• Provided passage
May 21, 2018
During a recent marriage prep session, Father Roza asked me, “Josh, what’s your job?”
“I’m a teacher,” I said without a moment’s hesitation, full of the confidence of a man who has made a career of having all the answers.
Anna Donnelly, my fiancée, gave me a look that said all I needed to know: That was not at all it…
“No. Your job is to be crucified,” Father Roza said with a moment’s measured deliberation.
You see, he had just instructed me to listen prayerfully as he read us a passage from the Letter to the Ephesians, particularly 5:23, which reads: “Husbands, love your wives, even as Christ loved the church and handed himself over for her.” Tasked with seeing myself in the message’s two male figures, husband and Christ, I failed to see beyond my individuality.
Though I am a teacher by day at Mercy High School, I don’t have all the answers. Not even close. It’s my first year as a teacher who often feels the weight of many presents and futures resting on his only recently qualified shoulders, my first year after graduating from UNO with a bachelor’s degree to teach secondary language arts and an additional major in English, and the year in which I have been learning more than I ever thought about what it means to love and be loved while planning for marriage (and a wedding, of course, which I’m told will have donuts, much like a Sunday morning Mass with Deacon Keating). I’m not sure what this humbling year would be like if the St. John Paul II Newman Center wasn’t a constant presence.
Two summers ago, my family moved from Omaha to North Platte, leaving me behind to complete my last year of studies. I had never lived without them. I wasn’t sure what home would mean without the constancy of my parents’ foundation in faith or my siblings’ unsurpassed energy. In a string of grace-filled events, I secured a room for the first year of Newman Hall and the position of coordinating music ministry for Sunday Masses.

• Tasks
**A)** Quote the marriage prep essay word for word, everything from "May 21, 2018" down to "moment’s measured deliberation.".
**B)** Continue the marriage prep essay from where it stops.
The items have nothing to do with this work.

Image region annotations
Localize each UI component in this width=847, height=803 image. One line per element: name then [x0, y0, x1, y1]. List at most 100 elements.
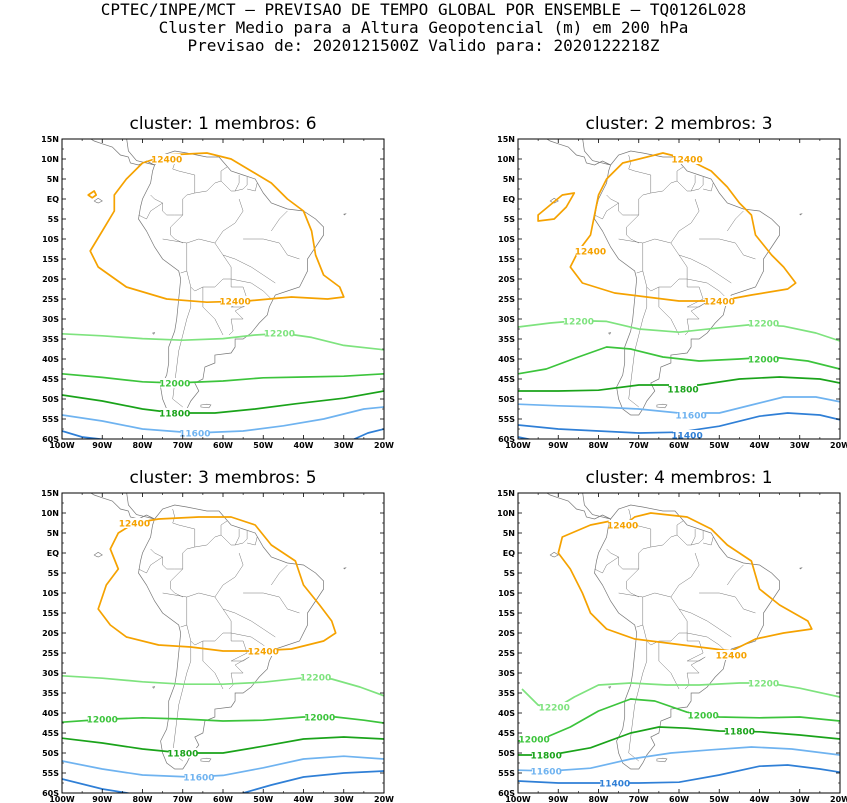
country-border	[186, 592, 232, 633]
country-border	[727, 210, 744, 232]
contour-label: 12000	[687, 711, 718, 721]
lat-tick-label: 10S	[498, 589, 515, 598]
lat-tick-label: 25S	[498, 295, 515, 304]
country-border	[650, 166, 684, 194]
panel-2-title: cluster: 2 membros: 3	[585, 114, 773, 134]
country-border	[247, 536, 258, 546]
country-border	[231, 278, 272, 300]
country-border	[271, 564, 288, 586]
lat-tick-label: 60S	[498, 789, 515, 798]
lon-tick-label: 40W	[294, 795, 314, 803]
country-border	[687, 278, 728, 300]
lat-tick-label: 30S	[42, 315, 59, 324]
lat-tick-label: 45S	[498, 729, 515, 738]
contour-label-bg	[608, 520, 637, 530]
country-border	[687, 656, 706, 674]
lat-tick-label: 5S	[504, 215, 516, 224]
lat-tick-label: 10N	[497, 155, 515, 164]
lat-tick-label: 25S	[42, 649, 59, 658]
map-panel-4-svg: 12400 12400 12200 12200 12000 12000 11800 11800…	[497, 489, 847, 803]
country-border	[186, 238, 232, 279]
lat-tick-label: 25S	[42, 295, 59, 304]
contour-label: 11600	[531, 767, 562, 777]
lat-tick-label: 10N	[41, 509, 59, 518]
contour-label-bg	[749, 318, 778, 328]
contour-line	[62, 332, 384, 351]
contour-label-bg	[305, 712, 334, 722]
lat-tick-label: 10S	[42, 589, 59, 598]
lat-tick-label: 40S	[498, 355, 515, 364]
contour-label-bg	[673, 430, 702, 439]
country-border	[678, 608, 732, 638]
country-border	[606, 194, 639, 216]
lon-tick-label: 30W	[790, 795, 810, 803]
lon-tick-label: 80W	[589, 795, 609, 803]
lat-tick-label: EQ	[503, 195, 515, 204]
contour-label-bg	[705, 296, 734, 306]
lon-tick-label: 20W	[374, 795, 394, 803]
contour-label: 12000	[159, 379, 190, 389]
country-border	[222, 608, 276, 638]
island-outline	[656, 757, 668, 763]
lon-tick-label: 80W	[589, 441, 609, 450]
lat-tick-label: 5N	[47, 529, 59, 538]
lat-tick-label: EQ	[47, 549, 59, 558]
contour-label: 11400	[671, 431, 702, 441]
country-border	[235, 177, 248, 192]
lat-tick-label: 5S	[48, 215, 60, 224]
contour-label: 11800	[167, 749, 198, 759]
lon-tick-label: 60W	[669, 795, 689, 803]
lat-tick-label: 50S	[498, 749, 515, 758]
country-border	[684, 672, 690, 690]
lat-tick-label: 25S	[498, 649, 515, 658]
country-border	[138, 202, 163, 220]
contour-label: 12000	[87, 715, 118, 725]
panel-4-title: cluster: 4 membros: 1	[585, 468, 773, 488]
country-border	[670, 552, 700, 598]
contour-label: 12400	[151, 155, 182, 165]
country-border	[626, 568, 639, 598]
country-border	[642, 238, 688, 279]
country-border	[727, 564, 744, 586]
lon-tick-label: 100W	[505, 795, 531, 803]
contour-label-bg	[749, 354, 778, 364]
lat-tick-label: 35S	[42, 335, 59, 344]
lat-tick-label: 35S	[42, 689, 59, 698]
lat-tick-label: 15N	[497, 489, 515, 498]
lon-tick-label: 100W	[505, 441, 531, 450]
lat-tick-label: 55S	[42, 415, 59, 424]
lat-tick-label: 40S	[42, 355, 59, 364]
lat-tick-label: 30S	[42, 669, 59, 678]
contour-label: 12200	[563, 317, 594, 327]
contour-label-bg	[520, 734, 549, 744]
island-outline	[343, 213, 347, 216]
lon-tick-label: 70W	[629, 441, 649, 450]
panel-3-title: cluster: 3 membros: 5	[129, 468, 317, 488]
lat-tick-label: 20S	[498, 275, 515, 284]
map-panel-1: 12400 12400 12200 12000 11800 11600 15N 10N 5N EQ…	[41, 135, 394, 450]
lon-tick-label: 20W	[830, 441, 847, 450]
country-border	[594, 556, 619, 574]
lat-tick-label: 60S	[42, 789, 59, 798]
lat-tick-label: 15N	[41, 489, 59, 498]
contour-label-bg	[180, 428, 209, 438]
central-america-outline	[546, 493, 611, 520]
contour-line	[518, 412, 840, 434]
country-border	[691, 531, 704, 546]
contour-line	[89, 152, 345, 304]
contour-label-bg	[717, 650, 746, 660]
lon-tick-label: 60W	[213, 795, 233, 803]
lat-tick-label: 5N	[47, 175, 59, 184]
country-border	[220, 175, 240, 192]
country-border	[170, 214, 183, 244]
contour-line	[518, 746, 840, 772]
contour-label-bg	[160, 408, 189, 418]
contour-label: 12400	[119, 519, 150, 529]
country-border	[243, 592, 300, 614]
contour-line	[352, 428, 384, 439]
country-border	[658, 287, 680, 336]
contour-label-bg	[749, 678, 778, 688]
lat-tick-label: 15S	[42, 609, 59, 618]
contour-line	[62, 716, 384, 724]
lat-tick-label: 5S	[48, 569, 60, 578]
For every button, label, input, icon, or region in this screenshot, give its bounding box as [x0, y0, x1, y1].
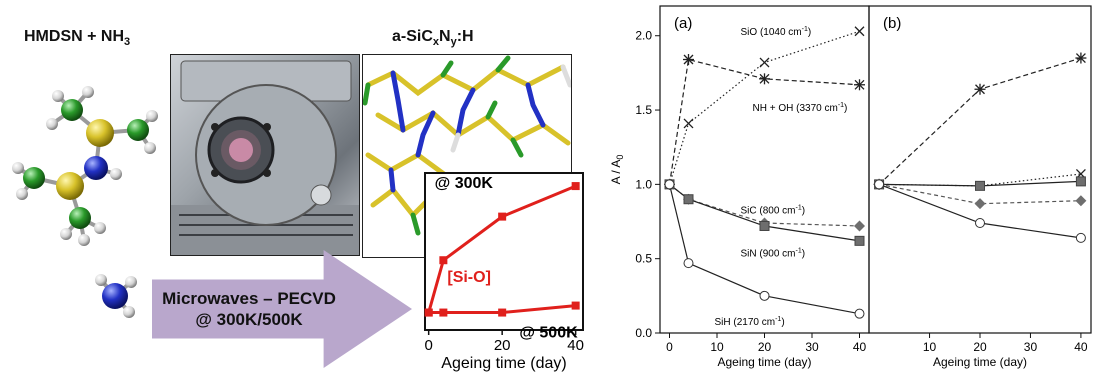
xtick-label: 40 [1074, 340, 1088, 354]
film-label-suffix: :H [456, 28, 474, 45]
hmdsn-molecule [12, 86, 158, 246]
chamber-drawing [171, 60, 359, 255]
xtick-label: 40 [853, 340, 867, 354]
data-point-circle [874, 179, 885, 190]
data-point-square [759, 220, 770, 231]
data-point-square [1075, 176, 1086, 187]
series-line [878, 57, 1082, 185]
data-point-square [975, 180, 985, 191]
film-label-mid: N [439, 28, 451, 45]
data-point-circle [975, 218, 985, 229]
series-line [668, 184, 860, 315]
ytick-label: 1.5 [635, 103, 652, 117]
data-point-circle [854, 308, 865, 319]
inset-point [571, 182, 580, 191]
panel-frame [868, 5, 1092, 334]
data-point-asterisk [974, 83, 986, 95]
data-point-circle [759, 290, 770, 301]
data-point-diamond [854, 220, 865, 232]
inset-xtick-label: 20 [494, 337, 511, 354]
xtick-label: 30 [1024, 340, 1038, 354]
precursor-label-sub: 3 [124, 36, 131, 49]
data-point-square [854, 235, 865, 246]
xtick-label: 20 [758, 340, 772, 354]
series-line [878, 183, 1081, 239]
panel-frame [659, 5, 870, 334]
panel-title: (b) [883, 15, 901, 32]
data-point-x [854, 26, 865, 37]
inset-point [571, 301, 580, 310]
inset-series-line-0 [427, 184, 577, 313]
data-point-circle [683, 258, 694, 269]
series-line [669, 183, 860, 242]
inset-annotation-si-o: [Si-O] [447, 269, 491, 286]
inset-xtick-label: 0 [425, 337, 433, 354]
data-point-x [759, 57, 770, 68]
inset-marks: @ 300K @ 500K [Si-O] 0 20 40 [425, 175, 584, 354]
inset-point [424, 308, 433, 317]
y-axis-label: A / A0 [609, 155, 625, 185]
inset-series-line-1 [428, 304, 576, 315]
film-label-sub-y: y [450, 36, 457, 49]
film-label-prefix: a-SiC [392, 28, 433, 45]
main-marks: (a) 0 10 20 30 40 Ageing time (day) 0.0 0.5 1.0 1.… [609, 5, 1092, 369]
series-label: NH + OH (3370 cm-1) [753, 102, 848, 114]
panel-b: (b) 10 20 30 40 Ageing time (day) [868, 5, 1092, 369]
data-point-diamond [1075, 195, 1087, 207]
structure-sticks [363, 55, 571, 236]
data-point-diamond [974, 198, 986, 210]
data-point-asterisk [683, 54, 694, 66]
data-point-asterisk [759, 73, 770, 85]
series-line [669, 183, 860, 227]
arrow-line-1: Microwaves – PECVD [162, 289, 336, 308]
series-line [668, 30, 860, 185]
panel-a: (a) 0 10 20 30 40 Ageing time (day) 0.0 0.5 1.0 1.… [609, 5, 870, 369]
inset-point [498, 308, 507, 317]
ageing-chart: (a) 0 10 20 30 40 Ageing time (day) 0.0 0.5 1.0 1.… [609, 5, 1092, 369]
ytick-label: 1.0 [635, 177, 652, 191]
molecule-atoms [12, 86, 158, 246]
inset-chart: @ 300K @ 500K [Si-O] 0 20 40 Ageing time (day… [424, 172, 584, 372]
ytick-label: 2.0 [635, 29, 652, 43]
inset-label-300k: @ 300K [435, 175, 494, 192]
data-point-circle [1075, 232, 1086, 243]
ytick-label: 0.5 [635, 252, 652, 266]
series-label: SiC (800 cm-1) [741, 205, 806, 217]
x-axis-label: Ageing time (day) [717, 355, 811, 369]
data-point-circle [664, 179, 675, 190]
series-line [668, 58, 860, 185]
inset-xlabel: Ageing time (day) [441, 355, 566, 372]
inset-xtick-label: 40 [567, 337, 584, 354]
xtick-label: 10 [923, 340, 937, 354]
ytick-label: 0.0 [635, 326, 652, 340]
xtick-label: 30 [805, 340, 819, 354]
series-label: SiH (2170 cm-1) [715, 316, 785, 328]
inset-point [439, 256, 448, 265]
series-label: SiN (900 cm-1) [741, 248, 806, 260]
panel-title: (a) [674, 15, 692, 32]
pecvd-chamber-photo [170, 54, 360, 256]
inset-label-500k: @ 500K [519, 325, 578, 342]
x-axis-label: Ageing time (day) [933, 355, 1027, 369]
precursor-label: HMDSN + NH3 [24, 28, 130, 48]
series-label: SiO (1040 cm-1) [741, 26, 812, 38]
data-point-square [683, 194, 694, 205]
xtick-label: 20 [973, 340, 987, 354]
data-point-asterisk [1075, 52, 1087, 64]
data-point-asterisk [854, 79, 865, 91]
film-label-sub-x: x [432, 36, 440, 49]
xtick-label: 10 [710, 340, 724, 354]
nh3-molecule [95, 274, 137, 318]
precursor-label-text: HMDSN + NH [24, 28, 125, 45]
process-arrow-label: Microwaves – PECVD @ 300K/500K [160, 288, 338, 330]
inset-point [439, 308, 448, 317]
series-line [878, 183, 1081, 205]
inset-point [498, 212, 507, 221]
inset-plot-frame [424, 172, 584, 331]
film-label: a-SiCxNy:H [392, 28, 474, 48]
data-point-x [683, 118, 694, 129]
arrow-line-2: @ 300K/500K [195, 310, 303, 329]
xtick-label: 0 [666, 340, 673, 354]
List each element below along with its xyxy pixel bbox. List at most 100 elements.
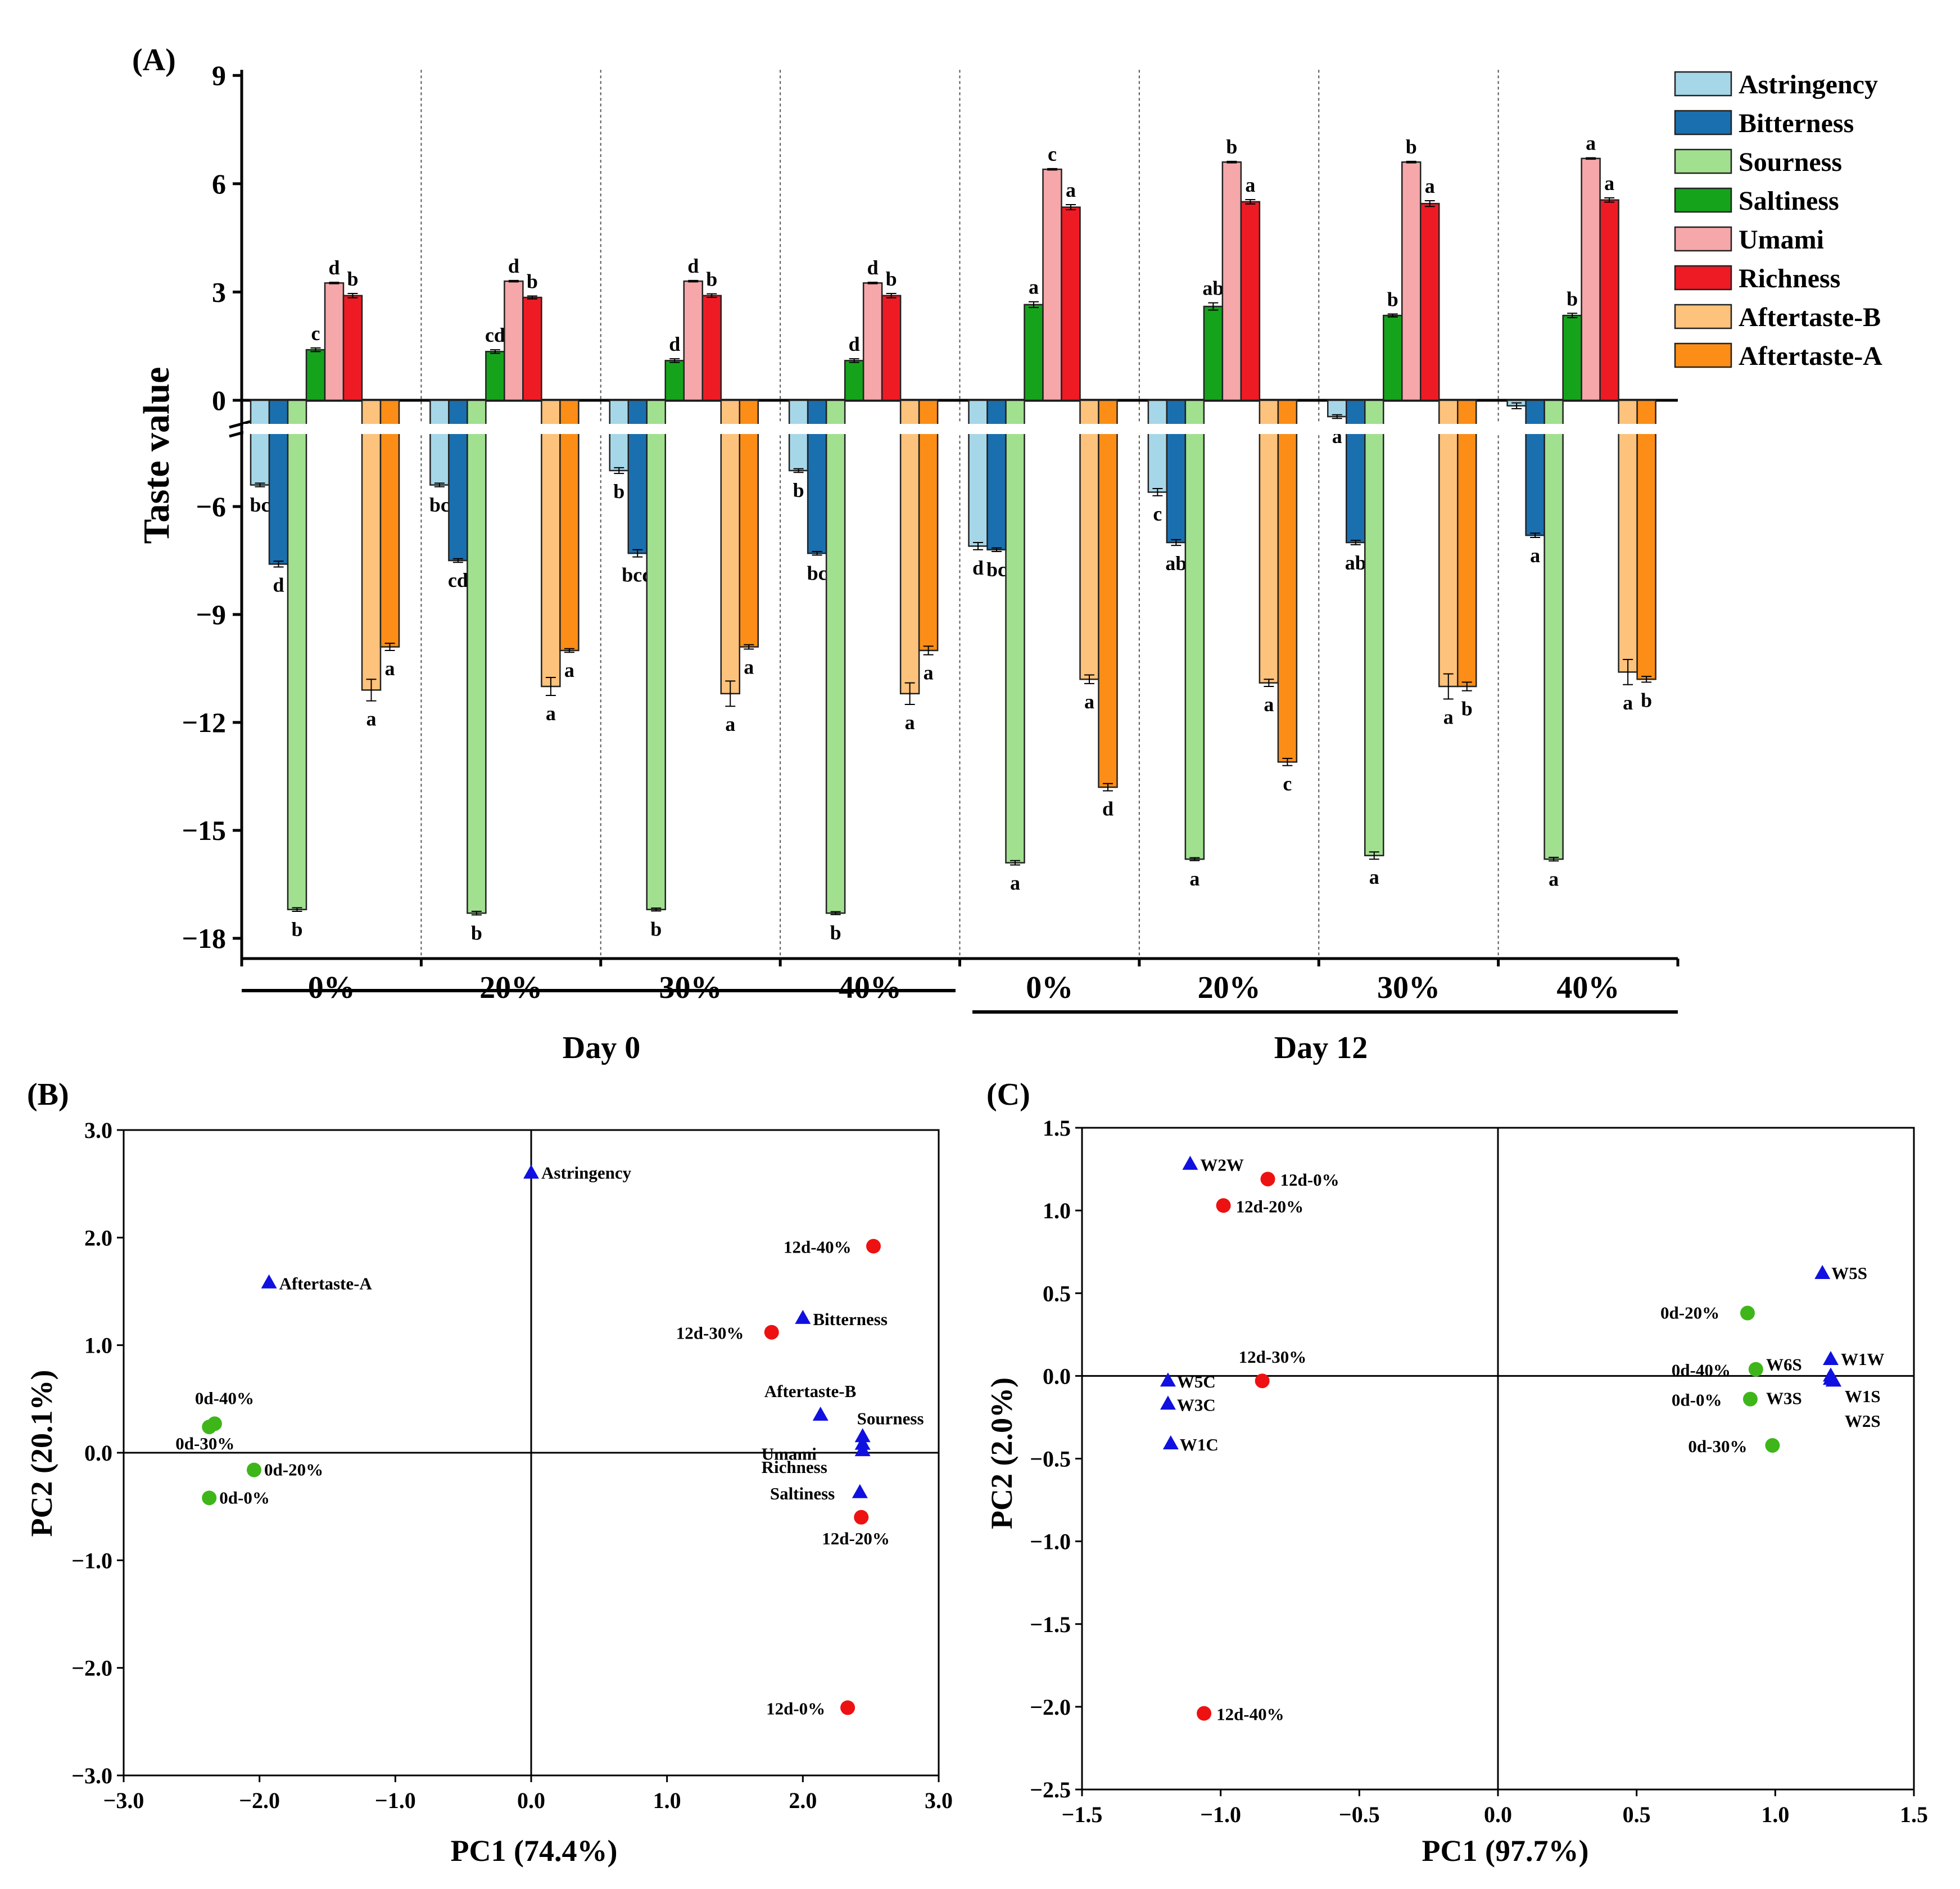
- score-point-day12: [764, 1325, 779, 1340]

• Responses for each task
**A)**
May 21, 2018
During a recent marriage prep session, Father Roza asked me, “Josh, what’s your job?”
“I’m a teacher,” I said without a moment’s hesitation, full of the confidence of a man who has made a career of having all the answers.
Anna Donnelly, my fiancée, gave me a look that said all I needed to know: That was not at all it…
“No. Your job is to be crucified,” Father Roza said with a moment’s measured deliberation.

**B)**
Loneliness can destroy faith or deepen it. I was blessed to see a light against my loneliness on move-in day, when a girl I’d only seen a handful of times before circumstantially found herself helping me load far too many boxes of books and musical instruments into a cart, which we struggled to push over the threshold of the front door. A couple weeks after that, Anna watched me finish cleaning up the music equipment in our temporary worship space of Karol’s Commons before approaching me to chat. We walked out as if to leave, then lingered in that same front door from move-in day for two hours after Mass, having a perfectly light conversation on casual topics like, you know, each of your strongly held beliefs about the merits and faults of homeschooling and traditional education. Father Roza left and returned with nothing but a smile and a “Hey, guys.” Little did we know at the time that under a year-and-a-half later he’d reveal he was very curious about what would bring two people who don’t know each other all that closely yet to tackle the heavy subjects that he now found us working through in marriage prep. We didn’t know it, but Anna and I had literally stood in the open door of humbling ourselves before each other to discern what would be best for our eventual family.
There’s also something to be said for the graces that flow from checking in with friends who are still in college and frequent the Newman Center—whether that means spending precious late nights in Karol’s Commons with old friends who share my fears of what lies on the other side of college or offering some insight to new ones who are discovering the tension between college culture shaping them or them shaping college culture. Even though what we share is the transitory nature of experiencing college at roughly the same time, it’s enough to make us a family.
Being members of the faith family at JPII has given Anna and me a foundation for our marriage, so we’re very excited to profess vows in the same building where we learned to laugh, love, and cry like we never have. We know many of our friends at the wedding are those who have watched us come together at JPII and encouraged us to stay the course. It’s been very freeing to prepare for marriage with a blunt-yet-gentle priest like Father Roza in the parish where our relationship was born out of a simple act of Christian charity.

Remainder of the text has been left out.